### Objective
Isolate every line in the records below with "reveal" in it.

### Records for this exercise
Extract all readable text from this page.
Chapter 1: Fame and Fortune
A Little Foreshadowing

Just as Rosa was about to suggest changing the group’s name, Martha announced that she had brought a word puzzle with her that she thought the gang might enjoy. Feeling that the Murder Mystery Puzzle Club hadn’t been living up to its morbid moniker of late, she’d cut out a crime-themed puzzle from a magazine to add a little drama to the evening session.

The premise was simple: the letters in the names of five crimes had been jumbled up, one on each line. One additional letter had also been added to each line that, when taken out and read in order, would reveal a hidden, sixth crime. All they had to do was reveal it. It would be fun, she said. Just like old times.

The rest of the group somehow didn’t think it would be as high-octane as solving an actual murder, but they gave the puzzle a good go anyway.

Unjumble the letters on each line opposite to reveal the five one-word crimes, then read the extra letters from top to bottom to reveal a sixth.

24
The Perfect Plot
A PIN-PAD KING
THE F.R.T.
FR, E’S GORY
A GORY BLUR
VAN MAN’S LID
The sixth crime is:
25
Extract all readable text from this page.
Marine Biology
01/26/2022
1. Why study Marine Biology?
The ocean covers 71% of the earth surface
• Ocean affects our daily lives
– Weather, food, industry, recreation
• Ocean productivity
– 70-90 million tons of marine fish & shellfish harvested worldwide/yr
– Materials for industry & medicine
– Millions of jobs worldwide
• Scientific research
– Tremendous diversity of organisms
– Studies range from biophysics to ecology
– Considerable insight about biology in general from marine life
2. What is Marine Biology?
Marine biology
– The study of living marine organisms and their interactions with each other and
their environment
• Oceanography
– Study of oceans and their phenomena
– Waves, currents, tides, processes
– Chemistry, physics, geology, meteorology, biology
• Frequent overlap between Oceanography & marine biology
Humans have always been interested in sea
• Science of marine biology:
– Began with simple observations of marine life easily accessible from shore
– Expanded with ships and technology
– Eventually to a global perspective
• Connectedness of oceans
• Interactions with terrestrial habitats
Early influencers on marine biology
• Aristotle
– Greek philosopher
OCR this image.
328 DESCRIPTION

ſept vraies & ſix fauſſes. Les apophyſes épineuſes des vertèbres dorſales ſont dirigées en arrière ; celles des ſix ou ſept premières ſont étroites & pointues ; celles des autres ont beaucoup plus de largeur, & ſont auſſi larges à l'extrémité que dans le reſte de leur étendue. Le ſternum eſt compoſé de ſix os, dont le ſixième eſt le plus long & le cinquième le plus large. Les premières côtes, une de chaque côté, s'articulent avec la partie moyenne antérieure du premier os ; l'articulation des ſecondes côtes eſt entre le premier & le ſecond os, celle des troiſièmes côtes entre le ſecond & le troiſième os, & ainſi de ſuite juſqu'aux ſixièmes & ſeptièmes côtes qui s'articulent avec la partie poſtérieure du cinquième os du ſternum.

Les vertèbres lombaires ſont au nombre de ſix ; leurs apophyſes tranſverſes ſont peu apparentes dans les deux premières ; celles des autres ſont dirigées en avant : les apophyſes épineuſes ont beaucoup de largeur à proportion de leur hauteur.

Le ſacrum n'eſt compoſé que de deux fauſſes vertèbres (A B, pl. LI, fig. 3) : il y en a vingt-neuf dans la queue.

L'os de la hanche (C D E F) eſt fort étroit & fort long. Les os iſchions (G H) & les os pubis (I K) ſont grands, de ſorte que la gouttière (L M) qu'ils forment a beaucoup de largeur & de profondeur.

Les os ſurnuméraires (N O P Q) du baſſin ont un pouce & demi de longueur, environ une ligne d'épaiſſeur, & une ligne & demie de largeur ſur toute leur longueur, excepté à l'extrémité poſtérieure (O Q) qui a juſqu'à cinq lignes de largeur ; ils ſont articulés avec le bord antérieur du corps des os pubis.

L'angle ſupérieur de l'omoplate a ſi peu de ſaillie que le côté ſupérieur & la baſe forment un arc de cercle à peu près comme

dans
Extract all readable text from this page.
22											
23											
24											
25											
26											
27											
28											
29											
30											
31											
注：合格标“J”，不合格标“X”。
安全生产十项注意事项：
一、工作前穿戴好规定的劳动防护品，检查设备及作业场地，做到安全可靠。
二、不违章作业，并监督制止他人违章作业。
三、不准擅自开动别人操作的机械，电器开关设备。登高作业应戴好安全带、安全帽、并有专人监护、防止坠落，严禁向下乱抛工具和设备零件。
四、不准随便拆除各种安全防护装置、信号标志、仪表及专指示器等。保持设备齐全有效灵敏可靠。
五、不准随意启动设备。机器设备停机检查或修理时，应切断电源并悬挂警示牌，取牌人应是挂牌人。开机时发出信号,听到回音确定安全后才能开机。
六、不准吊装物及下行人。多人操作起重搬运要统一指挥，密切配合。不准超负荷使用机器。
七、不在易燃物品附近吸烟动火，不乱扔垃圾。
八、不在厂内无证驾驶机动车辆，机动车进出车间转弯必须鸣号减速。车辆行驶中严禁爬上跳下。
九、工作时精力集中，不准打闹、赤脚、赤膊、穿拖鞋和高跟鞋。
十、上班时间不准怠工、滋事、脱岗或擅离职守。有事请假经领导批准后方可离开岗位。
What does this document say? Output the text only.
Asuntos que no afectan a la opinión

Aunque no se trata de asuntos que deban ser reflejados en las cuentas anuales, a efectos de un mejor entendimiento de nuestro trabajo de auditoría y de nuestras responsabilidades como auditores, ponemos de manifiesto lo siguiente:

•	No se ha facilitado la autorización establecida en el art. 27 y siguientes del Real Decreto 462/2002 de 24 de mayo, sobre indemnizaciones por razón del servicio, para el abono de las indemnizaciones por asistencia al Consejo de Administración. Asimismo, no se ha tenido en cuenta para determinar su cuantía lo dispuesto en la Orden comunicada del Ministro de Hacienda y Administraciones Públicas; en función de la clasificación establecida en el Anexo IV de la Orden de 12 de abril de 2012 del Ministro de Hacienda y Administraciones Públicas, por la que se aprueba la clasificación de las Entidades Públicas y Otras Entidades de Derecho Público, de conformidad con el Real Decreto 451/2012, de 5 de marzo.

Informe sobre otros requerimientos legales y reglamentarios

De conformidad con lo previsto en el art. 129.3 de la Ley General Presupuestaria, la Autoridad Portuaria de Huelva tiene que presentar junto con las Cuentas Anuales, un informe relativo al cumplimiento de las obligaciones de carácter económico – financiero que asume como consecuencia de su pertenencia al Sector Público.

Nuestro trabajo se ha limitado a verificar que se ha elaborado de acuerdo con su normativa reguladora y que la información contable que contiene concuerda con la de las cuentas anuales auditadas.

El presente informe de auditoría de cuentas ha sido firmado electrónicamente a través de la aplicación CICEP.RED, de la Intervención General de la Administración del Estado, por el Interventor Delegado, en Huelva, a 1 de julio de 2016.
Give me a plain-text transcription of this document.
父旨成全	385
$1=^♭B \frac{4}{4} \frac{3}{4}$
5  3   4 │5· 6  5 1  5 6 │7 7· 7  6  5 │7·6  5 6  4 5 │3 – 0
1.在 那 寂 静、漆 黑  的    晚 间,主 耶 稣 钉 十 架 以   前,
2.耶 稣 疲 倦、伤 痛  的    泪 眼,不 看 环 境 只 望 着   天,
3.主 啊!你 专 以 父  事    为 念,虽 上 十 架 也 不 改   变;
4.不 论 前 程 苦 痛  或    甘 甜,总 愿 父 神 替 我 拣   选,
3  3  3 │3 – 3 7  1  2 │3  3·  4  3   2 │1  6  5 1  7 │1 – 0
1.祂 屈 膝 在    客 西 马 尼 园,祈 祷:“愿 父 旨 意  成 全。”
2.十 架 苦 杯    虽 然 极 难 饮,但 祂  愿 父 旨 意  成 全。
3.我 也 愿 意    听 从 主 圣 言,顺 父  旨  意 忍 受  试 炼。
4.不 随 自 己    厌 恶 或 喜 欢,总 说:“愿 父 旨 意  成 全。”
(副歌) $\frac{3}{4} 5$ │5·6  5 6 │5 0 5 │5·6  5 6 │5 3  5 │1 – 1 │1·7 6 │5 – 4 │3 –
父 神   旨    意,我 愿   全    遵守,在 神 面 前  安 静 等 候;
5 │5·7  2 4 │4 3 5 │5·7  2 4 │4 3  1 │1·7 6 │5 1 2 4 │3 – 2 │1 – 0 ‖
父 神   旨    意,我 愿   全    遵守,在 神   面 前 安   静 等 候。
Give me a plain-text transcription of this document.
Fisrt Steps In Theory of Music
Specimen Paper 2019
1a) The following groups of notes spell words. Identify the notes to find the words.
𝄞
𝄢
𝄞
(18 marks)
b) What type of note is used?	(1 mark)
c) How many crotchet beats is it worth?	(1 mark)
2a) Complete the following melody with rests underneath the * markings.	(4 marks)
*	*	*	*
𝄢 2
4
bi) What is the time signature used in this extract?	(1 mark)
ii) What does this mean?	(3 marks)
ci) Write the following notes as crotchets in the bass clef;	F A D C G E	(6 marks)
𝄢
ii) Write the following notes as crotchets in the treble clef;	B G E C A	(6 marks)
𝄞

### Task solution
The premise was simple: the letters in the names of five crimes had been jumbled up, one on each line. One additional letter had also been added to each line that, when taken out and read in order, would reveal a hidden, sixth crime. All they had to do was reveal it. It would be fun, she said. Just like old times.
Unjumble the letters on each line opposite to reveal the five one-word crimes, then read the extra letters from top to bottom to reveal a sixth.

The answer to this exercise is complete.